### Exercise:
In the material below, list every line carrying the string "placeholder".

>> BEGIN Input records

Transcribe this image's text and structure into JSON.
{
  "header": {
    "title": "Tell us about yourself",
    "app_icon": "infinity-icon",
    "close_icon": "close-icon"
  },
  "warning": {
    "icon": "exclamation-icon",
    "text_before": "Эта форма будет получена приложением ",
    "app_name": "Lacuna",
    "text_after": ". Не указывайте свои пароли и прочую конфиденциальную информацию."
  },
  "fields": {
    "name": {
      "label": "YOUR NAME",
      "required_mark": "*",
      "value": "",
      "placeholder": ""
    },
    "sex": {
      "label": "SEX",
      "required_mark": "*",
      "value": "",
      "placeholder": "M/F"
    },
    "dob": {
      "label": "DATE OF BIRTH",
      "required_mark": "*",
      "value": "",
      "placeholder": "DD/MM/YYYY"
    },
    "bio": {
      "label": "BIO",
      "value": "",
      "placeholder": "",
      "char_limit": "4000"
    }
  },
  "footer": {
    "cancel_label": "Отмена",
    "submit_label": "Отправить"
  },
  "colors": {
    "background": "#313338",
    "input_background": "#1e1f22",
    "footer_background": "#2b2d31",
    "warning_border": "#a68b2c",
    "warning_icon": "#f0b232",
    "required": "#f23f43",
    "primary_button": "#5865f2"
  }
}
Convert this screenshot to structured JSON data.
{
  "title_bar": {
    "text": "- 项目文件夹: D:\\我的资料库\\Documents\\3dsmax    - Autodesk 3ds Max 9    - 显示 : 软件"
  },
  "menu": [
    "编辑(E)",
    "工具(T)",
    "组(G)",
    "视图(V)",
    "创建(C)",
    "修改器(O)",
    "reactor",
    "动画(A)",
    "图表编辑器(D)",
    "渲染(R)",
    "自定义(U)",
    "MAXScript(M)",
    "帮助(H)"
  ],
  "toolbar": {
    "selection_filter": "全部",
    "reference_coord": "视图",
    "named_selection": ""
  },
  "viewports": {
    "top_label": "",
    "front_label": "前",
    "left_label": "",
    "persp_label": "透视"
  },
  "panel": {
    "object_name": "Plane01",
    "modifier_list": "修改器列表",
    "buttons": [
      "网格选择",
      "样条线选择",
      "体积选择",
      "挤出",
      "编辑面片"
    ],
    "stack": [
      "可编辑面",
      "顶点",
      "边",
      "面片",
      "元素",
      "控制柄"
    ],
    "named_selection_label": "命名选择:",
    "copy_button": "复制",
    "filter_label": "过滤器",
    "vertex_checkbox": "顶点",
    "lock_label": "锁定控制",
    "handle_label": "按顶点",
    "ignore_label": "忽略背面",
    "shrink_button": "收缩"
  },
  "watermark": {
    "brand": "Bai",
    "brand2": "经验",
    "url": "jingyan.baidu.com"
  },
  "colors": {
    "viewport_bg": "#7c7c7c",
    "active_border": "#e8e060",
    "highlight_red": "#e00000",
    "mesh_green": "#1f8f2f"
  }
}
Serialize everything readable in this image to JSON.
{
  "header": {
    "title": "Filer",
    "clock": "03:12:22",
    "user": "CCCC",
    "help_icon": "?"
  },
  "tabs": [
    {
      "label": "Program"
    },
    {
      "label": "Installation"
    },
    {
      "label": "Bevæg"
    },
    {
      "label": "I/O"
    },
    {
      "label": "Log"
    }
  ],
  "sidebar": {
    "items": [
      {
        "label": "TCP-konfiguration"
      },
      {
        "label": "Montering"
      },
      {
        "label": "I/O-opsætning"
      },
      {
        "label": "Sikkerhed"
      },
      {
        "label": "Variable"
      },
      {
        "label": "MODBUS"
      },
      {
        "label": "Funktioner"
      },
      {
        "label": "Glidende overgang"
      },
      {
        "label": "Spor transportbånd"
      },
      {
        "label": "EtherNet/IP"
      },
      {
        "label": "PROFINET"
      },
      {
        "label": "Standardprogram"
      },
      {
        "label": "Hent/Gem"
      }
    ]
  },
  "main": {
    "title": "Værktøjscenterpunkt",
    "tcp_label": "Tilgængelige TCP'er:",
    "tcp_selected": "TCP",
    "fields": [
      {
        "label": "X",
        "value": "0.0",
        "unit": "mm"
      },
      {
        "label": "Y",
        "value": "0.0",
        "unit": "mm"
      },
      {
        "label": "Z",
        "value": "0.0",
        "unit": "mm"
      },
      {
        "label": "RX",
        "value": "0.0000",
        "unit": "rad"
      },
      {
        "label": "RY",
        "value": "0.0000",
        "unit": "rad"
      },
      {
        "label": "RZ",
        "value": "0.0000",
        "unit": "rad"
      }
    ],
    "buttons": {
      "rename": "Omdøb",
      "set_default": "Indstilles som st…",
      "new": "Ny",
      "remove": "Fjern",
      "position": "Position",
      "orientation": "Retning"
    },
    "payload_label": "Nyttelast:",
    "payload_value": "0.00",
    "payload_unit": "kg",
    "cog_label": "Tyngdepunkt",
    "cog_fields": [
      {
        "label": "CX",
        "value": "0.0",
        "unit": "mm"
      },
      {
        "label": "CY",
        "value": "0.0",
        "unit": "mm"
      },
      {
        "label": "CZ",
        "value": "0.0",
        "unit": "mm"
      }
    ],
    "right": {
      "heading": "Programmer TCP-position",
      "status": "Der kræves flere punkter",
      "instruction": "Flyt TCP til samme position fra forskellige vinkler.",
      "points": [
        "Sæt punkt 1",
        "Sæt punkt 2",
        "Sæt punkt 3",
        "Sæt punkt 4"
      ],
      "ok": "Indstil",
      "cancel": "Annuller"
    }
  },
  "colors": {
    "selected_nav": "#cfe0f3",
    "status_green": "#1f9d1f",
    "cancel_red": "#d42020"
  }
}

>> END Input records

### Output of the task:
      "placeholder": ""
      "placeholder": "M/F"
      "placeholder": "DD/MM/YYYY"
      "placeholder": "",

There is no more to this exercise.